## Written request
Send back the entries below exactly as they appear.

(Saved entries)
+-------+

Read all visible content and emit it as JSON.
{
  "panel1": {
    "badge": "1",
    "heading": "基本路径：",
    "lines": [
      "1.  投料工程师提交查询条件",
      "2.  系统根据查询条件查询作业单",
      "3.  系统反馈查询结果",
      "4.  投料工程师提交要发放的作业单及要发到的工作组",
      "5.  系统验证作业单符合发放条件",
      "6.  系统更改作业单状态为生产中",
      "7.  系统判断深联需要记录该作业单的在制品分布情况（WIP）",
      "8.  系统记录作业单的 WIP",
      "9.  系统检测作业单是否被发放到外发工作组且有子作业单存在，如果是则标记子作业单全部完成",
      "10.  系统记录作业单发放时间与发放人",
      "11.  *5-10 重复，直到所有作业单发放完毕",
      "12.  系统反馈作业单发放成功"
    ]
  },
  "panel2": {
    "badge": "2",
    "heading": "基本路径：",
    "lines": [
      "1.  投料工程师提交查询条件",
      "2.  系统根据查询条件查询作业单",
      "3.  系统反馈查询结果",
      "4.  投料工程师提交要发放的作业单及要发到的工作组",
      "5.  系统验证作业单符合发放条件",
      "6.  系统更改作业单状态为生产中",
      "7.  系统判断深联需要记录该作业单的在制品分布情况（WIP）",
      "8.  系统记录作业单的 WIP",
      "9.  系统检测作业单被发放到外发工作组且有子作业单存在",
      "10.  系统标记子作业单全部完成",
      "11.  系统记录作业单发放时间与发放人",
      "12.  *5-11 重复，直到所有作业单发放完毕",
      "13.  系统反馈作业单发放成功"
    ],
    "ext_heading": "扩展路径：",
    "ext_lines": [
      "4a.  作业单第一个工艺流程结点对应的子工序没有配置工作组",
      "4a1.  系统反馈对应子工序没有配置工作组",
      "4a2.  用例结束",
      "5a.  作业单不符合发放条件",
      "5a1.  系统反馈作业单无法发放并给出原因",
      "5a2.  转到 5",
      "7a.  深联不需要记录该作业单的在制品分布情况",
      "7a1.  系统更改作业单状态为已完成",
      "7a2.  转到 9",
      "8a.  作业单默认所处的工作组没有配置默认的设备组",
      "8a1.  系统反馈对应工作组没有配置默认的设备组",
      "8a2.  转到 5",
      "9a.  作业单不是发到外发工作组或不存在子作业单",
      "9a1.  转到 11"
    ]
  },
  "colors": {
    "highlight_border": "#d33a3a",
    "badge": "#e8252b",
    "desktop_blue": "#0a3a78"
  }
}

+-------+

## Full solution
Read all visible content and emit it as JSON.
{
  "panel1": {
    "badge": "1",
    "heading": "基本路径：",
    "lines": [
      "1.  投料工程师提交查询条件",
      "2.  系统根据查询条件查询作业单",
      "3.  系统反馈查询结果",
      "4.  投料工程师提交要发放的作业单及要发到的工作组",
      "5.  系统验证作业单符合发放条件",
      "6.  系统更改作业单状态为生产中",
      "7.  系统判断深联需要记录该作业单的在制品分布情况（WIP）",
      "8.  系统记录作业单的 WIP",
      "9.  系统检测作业单是否被发放到外发工作组且有子作业单存在，如果是则标记子作业单全部完成",
      "10.  系统记录作业单发放时间与发放人",
      "11.  *5-10 重复，直到所有作业单发放完毕",
      "12.  系统反馈作业单发放成功"
    ]
  },
  "panel2": {
    "badge": "2",
    "heading": "基本路径：",
    "lines": [
      "1.  投料工程师提交查询条件",
      "2.  系统根据查询条件查询作业单",
      "3.  系统反馈查询结果",
      "4.  投料工程师提交要发放的作业单及要发到的工作组",
      "5.  系统验证作业单符合发放条件",
      "6.  系统更改作业单状态为生产中",
      "7.  系统判断深联需要记录该作业单的在制品分布情况（WIP）",
      "8.  系统记录作业单的 WIP",
      "9.  系统检测作业单被发放到外发工作组且有子作业单存在",
      "10.  系统标记子作业单全部完成",
      "11.  系统记录作业单发放时间与发放人",
      "12.  *5-11 重复，直到所有作业单发放完毕",
      "13.  系统反馈作业单发放成功"
    ],
    "ext_heading": "扩展路径：",
    "ext_lines": [
      "4a.  作业单第一个工艺流程结点对应的子工序没有配置工作组",
      "4a1.  系统反馈对应子工序没有配置工作组",
      "4a2.  用例结束",
      "5a.  作业单不符合发放条件",
      "5a1.  系统反馈作业单无法发放并给出原因",
      "5a2.  转到 5",
      "7a.  深联不需要记录该作业单的在制品分布情况",
      "7a1.  系统更改作业单状态为已完成",
      "7a2.  转到 9",
      "8a.  作业单默认所处的工作组没有配置默认的设备组",
      "8a1.  系统反馈对应工作组没有配置默认的设备组",
      "8a2.  转到 5",
      "9a.  作业单不是发到外发工作组或不存在子作业单",
      "9a1.  转到 11"
    ]
  },
  "colors": {
    "highlight_border": "#d33a3a",
    "badge": "#e8252b",
    "desktop_blue": "#0a3a78"
  }
}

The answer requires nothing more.